• SET PROBLEM
Reply only with how many lines contain the word "average".

• SUPPLIED MATERIAL
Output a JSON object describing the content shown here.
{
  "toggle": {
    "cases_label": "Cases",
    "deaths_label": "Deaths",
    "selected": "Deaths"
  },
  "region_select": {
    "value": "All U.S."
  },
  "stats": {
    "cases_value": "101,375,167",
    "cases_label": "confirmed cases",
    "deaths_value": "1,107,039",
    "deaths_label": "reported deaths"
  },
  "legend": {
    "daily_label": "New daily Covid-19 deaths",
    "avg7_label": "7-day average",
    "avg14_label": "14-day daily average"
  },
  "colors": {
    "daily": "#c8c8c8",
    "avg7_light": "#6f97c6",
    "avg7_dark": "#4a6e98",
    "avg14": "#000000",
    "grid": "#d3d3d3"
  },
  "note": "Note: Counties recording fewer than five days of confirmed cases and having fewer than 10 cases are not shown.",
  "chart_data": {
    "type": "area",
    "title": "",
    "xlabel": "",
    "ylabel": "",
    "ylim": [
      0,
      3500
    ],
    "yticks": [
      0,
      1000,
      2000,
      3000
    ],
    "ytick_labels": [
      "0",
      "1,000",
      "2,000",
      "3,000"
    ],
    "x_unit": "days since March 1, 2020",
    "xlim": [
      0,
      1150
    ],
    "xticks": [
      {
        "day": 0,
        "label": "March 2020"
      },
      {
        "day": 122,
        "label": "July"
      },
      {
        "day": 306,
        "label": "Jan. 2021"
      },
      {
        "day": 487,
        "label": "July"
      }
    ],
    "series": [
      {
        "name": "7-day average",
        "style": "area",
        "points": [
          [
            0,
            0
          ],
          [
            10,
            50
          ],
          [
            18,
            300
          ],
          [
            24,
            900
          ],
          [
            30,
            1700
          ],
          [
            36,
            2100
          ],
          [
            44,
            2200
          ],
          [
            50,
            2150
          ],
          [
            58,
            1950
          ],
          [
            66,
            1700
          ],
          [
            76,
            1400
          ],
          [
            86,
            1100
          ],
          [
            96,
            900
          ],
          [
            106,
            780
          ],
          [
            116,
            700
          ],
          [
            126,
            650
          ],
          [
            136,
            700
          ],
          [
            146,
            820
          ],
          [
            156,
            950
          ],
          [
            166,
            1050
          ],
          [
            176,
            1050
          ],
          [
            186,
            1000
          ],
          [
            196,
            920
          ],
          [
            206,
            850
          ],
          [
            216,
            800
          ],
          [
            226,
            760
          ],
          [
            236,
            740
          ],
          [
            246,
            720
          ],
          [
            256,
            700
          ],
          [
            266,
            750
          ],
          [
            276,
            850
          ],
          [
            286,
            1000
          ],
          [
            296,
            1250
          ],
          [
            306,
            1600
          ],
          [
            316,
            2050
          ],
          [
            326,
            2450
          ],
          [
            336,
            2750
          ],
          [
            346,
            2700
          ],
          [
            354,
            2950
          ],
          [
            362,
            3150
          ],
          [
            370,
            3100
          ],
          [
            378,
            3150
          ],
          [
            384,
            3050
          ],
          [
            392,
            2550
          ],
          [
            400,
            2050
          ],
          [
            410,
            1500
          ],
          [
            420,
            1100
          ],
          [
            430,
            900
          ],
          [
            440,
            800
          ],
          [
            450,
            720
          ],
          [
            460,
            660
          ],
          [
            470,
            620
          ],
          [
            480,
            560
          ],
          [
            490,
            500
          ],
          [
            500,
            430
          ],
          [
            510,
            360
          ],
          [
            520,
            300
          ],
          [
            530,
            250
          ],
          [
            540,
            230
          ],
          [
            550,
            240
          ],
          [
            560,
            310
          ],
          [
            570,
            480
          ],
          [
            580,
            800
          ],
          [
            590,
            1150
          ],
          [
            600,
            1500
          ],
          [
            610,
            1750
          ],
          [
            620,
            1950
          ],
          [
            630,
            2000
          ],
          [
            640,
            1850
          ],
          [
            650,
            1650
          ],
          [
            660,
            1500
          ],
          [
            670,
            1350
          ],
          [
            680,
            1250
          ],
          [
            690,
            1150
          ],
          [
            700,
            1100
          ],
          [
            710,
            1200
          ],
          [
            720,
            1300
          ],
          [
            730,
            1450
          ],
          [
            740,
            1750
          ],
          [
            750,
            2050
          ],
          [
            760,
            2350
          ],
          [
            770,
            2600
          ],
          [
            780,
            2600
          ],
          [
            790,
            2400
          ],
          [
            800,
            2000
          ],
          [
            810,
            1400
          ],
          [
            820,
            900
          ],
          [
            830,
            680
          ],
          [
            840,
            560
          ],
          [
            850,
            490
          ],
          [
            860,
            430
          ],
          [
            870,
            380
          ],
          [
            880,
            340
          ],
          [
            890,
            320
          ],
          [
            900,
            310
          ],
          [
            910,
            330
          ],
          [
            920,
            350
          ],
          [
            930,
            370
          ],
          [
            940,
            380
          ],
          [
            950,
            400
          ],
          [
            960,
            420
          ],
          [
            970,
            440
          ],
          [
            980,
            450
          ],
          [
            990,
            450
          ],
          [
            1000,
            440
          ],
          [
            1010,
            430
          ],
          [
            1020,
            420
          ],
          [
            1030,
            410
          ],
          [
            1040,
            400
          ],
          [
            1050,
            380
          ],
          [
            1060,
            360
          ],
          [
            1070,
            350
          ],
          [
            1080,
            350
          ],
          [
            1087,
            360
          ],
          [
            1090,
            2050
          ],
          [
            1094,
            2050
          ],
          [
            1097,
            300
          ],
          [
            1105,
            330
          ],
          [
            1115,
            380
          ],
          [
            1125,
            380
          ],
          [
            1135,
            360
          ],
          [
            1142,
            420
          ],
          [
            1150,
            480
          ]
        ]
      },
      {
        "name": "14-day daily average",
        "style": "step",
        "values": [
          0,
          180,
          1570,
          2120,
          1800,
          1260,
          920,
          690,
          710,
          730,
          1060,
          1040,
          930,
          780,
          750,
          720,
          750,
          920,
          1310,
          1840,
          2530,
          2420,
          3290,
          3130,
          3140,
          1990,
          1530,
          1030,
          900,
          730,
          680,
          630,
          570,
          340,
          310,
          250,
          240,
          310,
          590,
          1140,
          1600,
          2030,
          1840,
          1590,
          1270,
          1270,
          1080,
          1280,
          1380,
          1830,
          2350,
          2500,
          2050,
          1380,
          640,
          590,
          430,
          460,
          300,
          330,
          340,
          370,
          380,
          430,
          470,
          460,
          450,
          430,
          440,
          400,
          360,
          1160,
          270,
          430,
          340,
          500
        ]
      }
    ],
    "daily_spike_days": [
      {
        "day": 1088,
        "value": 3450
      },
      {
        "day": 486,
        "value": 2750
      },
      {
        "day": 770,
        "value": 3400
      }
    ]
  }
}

• EXERCISE SOLUTION
4